++++ Dataset extract ++++
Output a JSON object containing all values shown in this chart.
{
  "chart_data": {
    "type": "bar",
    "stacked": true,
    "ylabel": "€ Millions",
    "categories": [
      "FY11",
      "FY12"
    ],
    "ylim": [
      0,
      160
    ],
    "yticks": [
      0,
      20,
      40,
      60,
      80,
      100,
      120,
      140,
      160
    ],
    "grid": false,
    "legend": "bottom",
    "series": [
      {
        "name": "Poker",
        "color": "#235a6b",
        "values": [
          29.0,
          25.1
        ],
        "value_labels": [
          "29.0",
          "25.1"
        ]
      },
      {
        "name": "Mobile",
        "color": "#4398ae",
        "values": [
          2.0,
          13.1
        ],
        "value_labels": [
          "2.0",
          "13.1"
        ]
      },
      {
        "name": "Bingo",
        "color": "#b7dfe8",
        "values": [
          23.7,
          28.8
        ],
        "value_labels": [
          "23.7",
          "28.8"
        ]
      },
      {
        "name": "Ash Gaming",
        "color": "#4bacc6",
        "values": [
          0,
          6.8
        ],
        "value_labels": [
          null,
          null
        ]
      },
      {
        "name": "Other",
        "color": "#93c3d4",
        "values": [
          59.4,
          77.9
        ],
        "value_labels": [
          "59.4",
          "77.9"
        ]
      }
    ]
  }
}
++++
■ **What is required**
Copy out all of the records shown above exactly.

■ **Answer to this task**
Output a JSON object containing all values shown in this chart.
{
  "chart_data": {
    "type": "bar",
    "stacked": true,
    "ylabel": "€ Millions",
    "categories": [
      "FY11",
      "FY12"
    ],
    "ylim": [
      0,
      160
    ],
    "yticks": [
      0,
      20,
      40,
      60,
      80,
      100,
      120,
      140,
      160
    ],
    "grid": false,
    "legend": "bottom",
    "series": [
      {
        "name": "Poker",
        "color": "#235a6b",
        "values": [
          29.0,
          25.1
        ],
        "value_labels": [
          "29.0",
          "25.1"
        ]
      },
      {
        "name": "Mobile",
        "color": "#4398ae",
        "values": [
          2.0,
          13.1
        ],
        "value_labels": [
          "2.0",
          "13.1"
        ]
      },
      {
        "name": "Bingo",
        "color": "#b7dfe8",
        "values": [
          23.7,
          28.8
        ],
        "value_labels": [
          "23.7",
          "28.8"
        ]
      },
      {
        "name": "Ash Gaming",
        "color": "#4bacc6",
        "values": [
          0,
          6.8
        ],
        "value_labels": [
          null,
          null
        ]
      },
      {
        "name": "Other",
        "color": "#93c3d4",
        "values": [
          59.4,
          77.9
        ],
        "value_labels": [
          "59.4",
          "77.9"
        ]
      }
    ]
  }
}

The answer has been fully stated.